[Stored items]
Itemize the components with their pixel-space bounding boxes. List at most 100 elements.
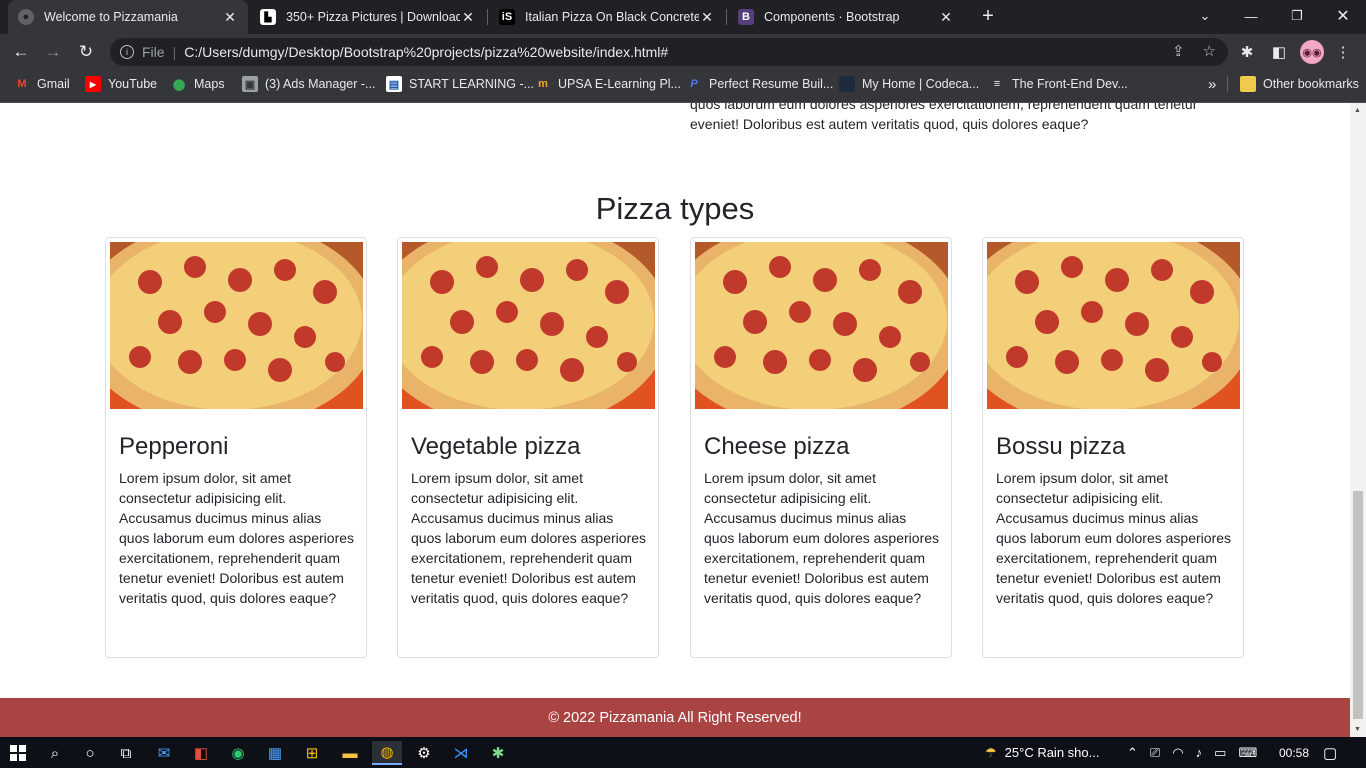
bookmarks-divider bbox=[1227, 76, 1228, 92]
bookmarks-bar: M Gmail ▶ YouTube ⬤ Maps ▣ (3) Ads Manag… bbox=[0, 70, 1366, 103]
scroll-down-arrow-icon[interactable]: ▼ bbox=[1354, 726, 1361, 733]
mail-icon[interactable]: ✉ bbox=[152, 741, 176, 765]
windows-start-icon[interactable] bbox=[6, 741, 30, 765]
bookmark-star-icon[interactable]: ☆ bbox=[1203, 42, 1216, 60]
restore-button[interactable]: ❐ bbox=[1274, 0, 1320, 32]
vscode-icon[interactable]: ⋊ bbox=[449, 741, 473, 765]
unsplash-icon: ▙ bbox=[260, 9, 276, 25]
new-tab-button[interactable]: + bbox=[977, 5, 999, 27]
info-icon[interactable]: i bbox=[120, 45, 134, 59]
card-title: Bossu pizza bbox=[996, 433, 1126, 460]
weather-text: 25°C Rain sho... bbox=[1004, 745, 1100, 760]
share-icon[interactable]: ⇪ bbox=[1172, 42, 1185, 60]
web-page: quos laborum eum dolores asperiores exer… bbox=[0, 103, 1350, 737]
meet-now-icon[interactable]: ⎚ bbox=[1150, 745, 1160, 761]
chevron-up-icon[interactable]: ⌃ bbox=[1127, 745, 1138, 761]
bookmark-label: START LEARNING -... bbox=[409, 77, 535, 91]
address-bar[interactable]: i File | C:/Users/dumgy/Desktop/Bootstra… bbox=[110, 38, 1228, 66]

Brief: Reproduce every line of the item above word for word, leaving out the picture.

Output for this exercise:
Itemize the components with their pixel-space bounding boxes. List at most 100 elements.
bookmarks-divider bbox=[1227, 76, 1228, 92]
bookmarks-bar: M Gmail ▶ YouTube ⬤ Maps ▣ (3) Ads Manag… bbox=[0, 70, 1366, 103]
scroll-down-arrow-icon[interactable]: ▼ bbox=[1354, 726, 1361, 733]
mail-icon[interactable]: ✉ bbox=[152, 741, 176, 765]
windows-start-icon[interactable] bbox=[6, 741, 30, 765]
bookmark-star-icon[interactable]: ☆ bbox=[1203, 42, 1216, 60]
restore-button[interactable]: ❐ bbox=[1274, 0, 1320, 32]
vscode-icon[interactable]: ⋊ bbox=[449, 741, 473, 765]
unsplash-icon: ▙ bbox=[260, 9, 276, 25]
new-tab-button[interactable]: + bbox=[977, 5, 999, 27]
info-icon[interactable]: i bbox=[120, 45, 134, 59]
card-title: Bossu pizza bbox=[996, 433, 1126, 460]
weather-text: 25°C Rain sho... bbox=[1004, 745, 1100, 760]
share-icon[interactable]: ⇪ bbox=[1172, 42, 1185, 60]
web-page: quos laborum eum dolores asperiores exer… bbox=[0, 103, 1350, 737]
meet-now-icon[interactable]: ⎚ bbox=[1150, 745, 1160, 761]
chevron-up-icon[interactable]: ⌃ bbox=[1127, 745, 1138, 761]
bookmark-label: START LEARNING -... bbox=[409, 77, 535, 91]
address-bar[interactable]: i File | C:/Users/dumgy/Desktop/Bootstra… bbox=[110, 38, 1228, 66]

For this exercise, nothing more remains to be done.